» **Task prompt**
Pictures don't belong in the copy; print all the records exactly.

Stored records:
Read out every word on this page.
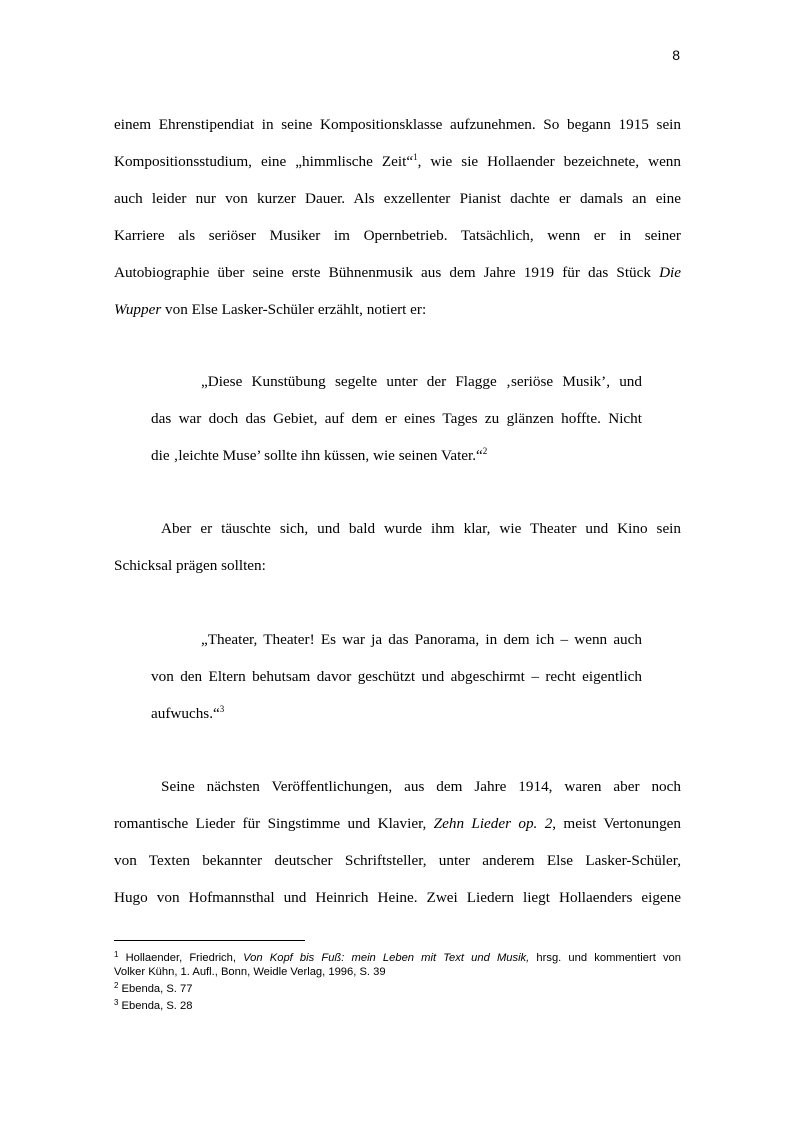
8
einem Ehrenstipendiat in seine Kompositionsklasse aufzunehmen. So begann 1915 sein
Kompositionsstudium, eine „himmlische Zeit“$^1$, wie sie Hollaender bezeichnete, wenn
auch leider nur von kurzer Dauer. Als exzellenter Pianist dachte er damals an eine
Karriere als seriöser Musiker im Opernbetrieb. Tatsächlich, wenn er in seiner
Autobiographie über seine erste Bühnenmusik aus dem Jahre 1919 für das Stück Die
Wupper von Else Lasker-Schüler erzählt, notiert er:
„Diese Kunstübung segelte unter der Flagge ‚seriöse Musik’, und
das war doch das Gebiet, auf dem er eines Tages zu glänzen hoffte. Nicht
die ‚leichte Muse’ sollte ihn küssen, wie seinen Vater.“$^2$
Aber er täuschte sich, und bald wurde ihm klar, wie Theater und Kino sein
Schicksal prägen sollten:
„Theater, Theater! Es war ja das Panorama, in dem ich – wenn auch
von den Eltern behutsam davor geschützt und abgeschirmt – recht eigentlich
aufwuchs.“$^3$
Seine nächsten Veröffentlichungen, aus dem Jahre 1914, waren aber noch
romantische Lieder für Singstimme und Klavier, Zehn Lieder op. 2, meist Vertonungen
von Texten bekannter deutscher Schriftsteller, unter anderem Else Lasker-Schüler,
Hugo von Hofmannsthal und Heinrich Heine. Zwei Liedern liegt Hollaenders eigene
$^1$ Hollaender, Friedrich, Von Kopf bis Fuß: mein Leben mit Text und Musik, hrsg. und kommentiert von
Volker Kühn, 1. Aufl., Bonn, Weidle Verlag, 1996, S. 39
$^2$ Ebenda, S. 77
$^3$ Ebenda, S. 28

» **Task answer**
Read out every word on this page.
8
einem Ehrenstipendiat in seine Kompositionsklasse aufzunehmen. So begann 1915 sein
Kompositionsstudium, eine „himmlische Zeit“$^1$, wie sie Hollaender bezeichnete, wenn
auch leider nur von kurzer Dauer. Als exzellenter Pianist dachte er damals an eine
Karriere als seriöser Musiker im Opernbetrieb. Tatsächlich, wenn er in seiner
Autobiographie über seine erste Bühnenmusik aus dem Jahre 1919 für das Stück Die
Wupper von Else Lasker-Schüler erzählt, notiert er:
„Diese Kunstübung segelte unter der Flagge ‚seriöse Musik’, und
das war doch das Gebiet, auf dem er eines Tages zu glänzen hoffte. Nicht
die ‚leichte Muse’ sollte ihn küssen, wie seinen Vater.“$^2$
Aber er täuschte sich, und bald wurde ihm klar, wie Theater und Kino sein
Schicksal prägen sollten:
„Theater, Theater! Es war ja das Panorama, in dem ich – wenn auch
von den Eltern behutsam davor geschützt und abgeschirmt – recht eigentlich
aufwuchs.“$^3$
Seine nächsten Veröffentlichungen, aus dem Jahre 1914, waren aber noch
romantische Lieder für Singstimme und Klavier, Zehn Lieder op. 2, meist Vertonungen
von Texten bekannter deutscher Schriftsteller, unter anderem Else Lasker-Schüler,
Hugo von Hofmannsthal und Heinrich Heine. Zwei Liedern liegt Hollaenders eigene
$^1$ Hollaender, Friedrich, Von Kopf bis Fuß: mein Leben mit Text und Musik, hrsg. und kommentiert von
Volker Kühn, 1. Aufl., Bonn, Weidle Verlag, 1996, S. 39
$^2$ Ebenda, S. 77
$^3$ Ebenda, S. 28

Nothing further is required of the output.